Return each line of the listing below, unchanged, and omit the images.

**** EXCERPTED RECORDS

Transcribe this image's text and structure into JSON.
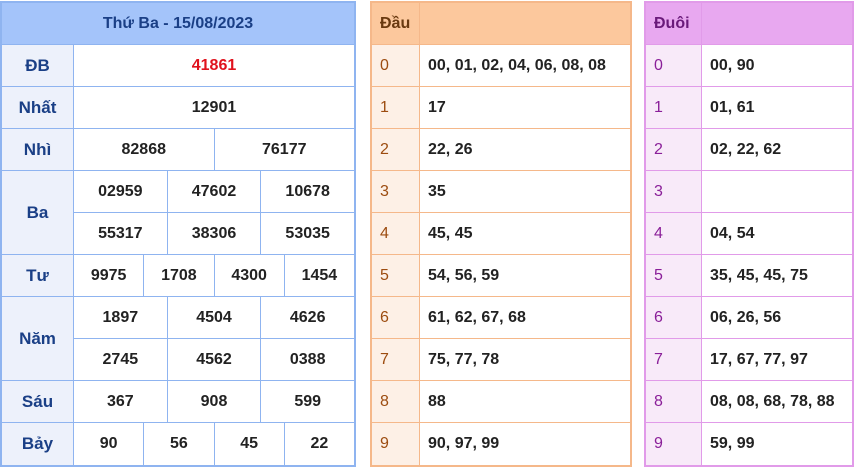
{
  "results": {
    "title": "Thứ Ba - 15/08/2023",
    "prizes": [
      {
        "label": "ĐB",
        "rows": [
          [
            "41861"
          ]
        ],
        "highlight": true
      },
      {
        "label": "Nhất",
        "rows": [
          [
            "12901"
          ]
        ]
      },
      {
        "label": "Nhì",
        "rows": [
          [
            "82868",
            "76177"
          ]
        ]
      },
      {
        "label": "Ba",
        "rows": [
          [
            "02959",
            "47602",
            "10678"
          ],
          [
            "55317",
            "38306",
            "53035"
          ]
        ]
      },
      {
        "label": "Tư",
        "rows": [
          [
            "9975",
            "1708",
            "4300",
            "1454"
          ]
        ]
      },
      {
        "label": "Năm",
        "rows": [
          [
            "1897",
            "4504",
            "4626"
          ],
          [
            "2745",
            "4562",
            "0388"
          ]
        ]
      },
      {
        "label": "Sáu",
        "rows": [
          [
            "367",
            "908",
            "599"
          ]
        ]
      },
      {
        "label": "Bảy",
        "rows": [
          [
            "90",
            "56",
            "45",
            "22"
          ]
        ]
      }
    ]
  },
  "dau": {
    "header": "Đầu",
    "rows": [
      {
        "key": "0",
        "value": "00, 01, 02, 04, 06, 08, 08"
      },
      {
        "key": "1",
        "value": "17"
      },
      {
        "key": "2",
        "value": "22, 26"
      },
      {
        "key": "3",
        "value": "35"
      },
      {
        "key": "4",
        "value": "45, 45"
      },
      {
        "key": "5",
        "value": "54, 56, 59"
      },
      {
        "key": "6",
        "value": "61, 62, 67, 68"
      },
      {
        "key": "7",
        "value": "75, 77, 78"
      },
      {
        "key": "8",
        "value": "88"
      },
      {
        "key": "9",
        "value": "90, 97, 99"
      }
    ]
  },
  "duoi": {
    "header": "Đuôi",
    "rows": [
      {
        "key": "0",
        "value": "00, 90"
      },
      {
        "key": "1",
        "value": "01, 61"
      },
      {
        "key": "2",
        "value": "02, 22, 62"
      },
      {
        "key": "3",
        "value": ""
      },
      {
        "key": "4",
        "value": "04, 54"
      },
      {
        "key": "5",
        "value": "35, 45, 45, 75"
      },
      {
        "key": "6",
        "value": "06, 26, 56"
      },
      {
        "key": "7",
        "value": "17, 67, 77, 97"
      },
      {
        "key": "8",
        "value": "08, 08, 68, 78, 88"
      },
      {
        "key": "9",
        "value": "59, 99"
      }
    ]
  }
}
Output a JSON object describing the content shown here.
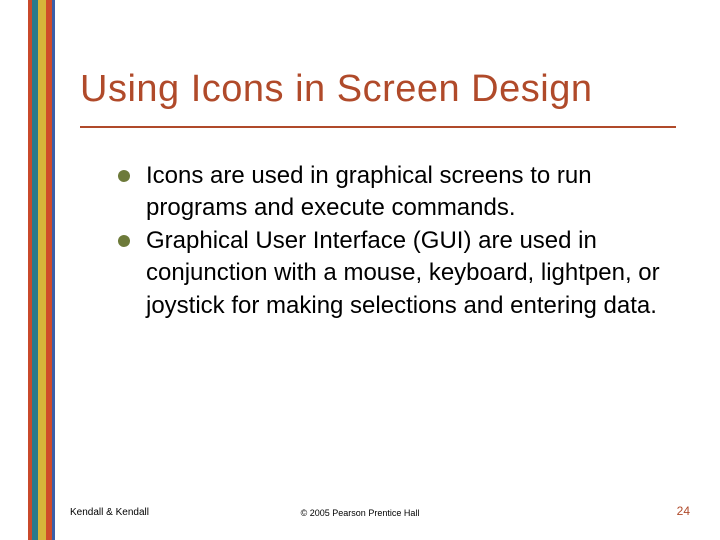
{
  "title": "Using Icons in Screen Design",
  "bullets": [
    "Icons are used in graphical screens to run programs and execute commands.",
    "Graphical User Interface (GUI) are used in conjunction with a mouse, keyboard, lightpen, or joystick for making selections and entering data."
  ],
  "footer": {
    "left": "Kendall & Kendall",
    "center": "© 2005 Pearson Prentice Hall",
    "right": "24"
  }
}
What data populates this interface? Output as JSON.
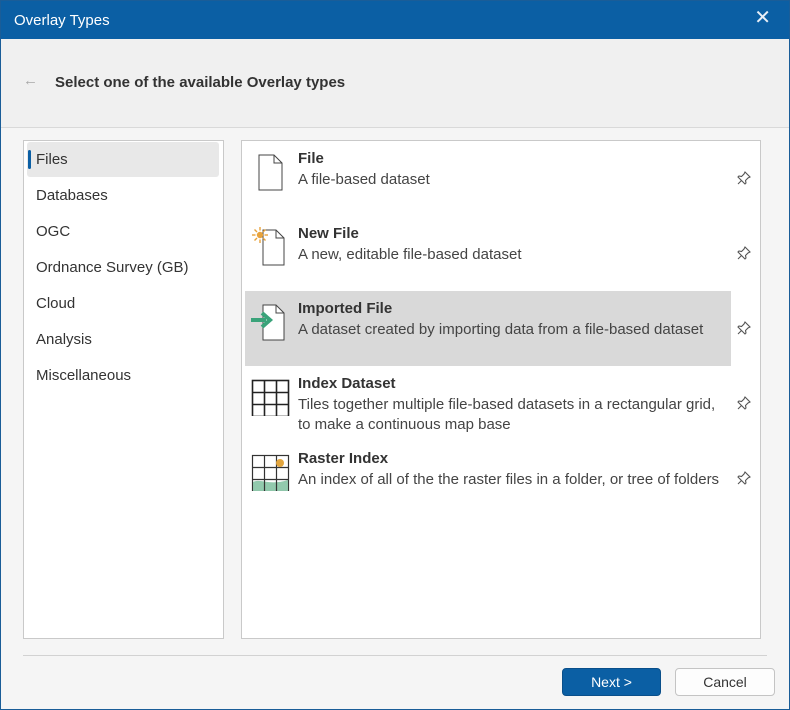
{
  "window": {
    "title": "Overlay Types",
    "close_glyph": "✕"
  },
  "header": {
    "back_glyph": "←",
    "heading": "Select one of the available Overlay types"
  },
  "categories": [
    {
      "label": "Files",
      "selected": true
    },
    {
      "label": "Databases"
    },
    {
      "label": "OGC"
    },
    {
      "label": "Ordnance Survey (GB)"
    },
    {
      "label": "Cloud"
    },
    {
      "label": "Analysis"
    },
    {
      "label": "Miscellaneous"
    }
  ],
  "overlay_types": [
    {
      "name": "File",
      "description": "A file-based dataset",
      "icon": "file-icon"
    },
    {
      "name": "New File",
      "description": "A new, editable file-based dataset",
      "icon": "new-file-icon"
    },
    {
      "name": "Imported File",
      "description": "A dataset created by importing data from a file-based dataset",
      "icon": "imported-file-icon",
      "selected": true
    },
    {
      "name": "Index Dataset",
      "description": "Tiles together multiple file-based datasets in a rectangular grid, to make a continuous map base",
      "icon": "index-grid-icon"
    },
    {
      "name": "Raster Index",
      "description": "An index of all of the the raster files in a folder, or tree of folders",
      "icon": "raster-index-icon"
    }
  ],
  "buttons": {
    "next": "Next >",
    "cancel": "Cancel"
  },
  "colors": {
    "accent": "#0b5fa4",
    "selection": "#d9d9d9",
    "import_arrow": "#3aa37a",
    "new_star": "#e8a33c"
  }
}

********

### [RESULT OF THE TASK]
Transcribe this image's text and structure into JSON.
{
  "results": {
    "title": "Thứ Ba - 15/08/2023",
    "prizes": [
      {
        "label": "ĐB",
        "rows": [
          [
            "41861"
          ]
        ],
        "highlight": true
      },
      {
        "label": "Nhất",
        "rows": [
          [
            "12901"
          ]
        ]
      },
      {
        "label": "Nhì",
        "rows": [
          [
            "82868",
            "76177"
          ]
        ]
      },
      {
        "label": "Ba",
        "rows": [
          [
            "02959",
            "47602",
            "10678"
          ],
          [
            "55317",
            "38306",
            "53035"
          ]
        ]
      },
      {
        "label": "Tư",
        "rows": [
          [
            "9975",
            "1708",
            "4300",
            "1454"
          ]
        ]
      },
      {
        "label": "Năm",
        "rows": [
          [
            "1897",
            "4504",
            "4626"
          ],
          [
            "2745",
            "4562",
            "0388"
          ]
        ]
      },
      {
        "label": "Sáu",
        "rows": [
          [
            "367",
            "908",
            "599"
          ]
        ]
      },
      {
        "label": "Bảy",
        "rows": [
          [
            "90",
            "56",
            "45",
            "22"
          ]
        ]
      }
    ]
  },
  "dau": {
    "header": "Đầu",
    "rows": [
      {
        "key": "0",
        "value": "00, 01, 02, 04, 06, 08, 08"
      },
      {
        "key": "1",
        "value": "17"
      },
      {
        "key": "2",
        "value": "22, 26"
      },
      {
        "key": "3",
        "value": "35"
      },
      {
        "key": "4",
        "value": "45, 45"
      },
      {
        "key": "5",
        "value": "54, 56, 59"
      },
      {
        "key": "6",
        "value": "61, 62, 67, 68"
      },
      {
        "key": "7",
        "value": "75, 77, 78"
      },
      {
        "key": "8",
        "value": "88"
      },
      {
        "key": "9",
        "value": "90, 97, 99"
      }
    ]
  },
  "duoi": {
    "header": "Đuôi",
    "rows": [
      {
        "key": "0",
        "value": "00, 90"
      },
      {
        "key": "1",
        "value": "01, 61"
      },
      {
        "key": "2",
        "value": "02, 22, 62"
      },
      {
        "key": "3",
        "value": ""
      },
      {
        "key": "4",
        "value": "04, 54"
      },
      {
        "key": "5",
        "value": "35, 45, 45, 75"
      },
      {
        "key": "6",
        "value": "06, 26, 56"
      },
      {
        "key": "7",
        "value": "17, 67, 77, 97"
      },
      {
        "key": "8",
        "value": "08, 08, 68, 78, 88"
      },
      {
        "key": "9",
        "value": "59, 99"
      }
    ]
  }
}
Output a JSON object describing the content shown here.
{
  "title": "Using Icons in Screen Design",
  "bullets": [
    "Icons are used in graphical screens to run programs and execute commands.",
    "Graphical User Interface (GUI) are used in conjunction with a mouse, keyboard, lightpen, or joystick for making selections and entering data."
  ],
  "footer": {
    "left": "Kendall & Kendall",
    "center": "© 2005 Pearson Prentice Hall",
    "right": "24"
  }
}
What data populates this interface? Output as JSON.
{
  "window": {
    "title": "Overlay Types",
    "close_glyph": "✕"
  },
  "header": {
    "back_glyph": "←",
    "heading": "Select one of the available Overlay types"
  },
  "categories": [
    {
      "label": "Files",
      "selected": true
    },
    {
      "label": "Databases"
    },
    {
      "label": "OGC"
    },
    {
      "label": "Ordnance Survey (GB)"
    },
    {
      "label": "Cloud"
    },
    {
      "label": "Analysis"
    },
    {
      "label": "Miscellaneous"
    }
  ],
  "overlay_types": [
    {
      "name": "File",
      "description": "A file-based dataset",
      "icon": "file-icon"
    },
    {
      "name": "New File",
      "description": "A new, editable file-based dataset",
      "icon": "new-file-icon"
    },
    {
      "name": "Imported File",
      "description": "A dataset created by importing data from a file-based dataset",
      "icon": "imported-file-icon",
      "selected": true
    },
    {
      "name": "Index Dataset",
      "description": "Tiles together multiple file-based datasets in a rectangular grid, to make a continuous map base",
      "icon": "index-grid-icon"
    },
    {
      "name": "Raster Index",
      "description": "An index of all of the the raster files in a folder, or tree of folders",
      "icon": "raster-index-icon"
    }
  ],
  "buttons": {
    "next": "Next >",
    "cancel": "Cancel"
  },
  "colors": {
    "accent": "#0b5fa4",
    "selection": "#d9d9d9",
    "import_arrow": "#3aa37a",
    "new_star": "#e8a33c"
  }
}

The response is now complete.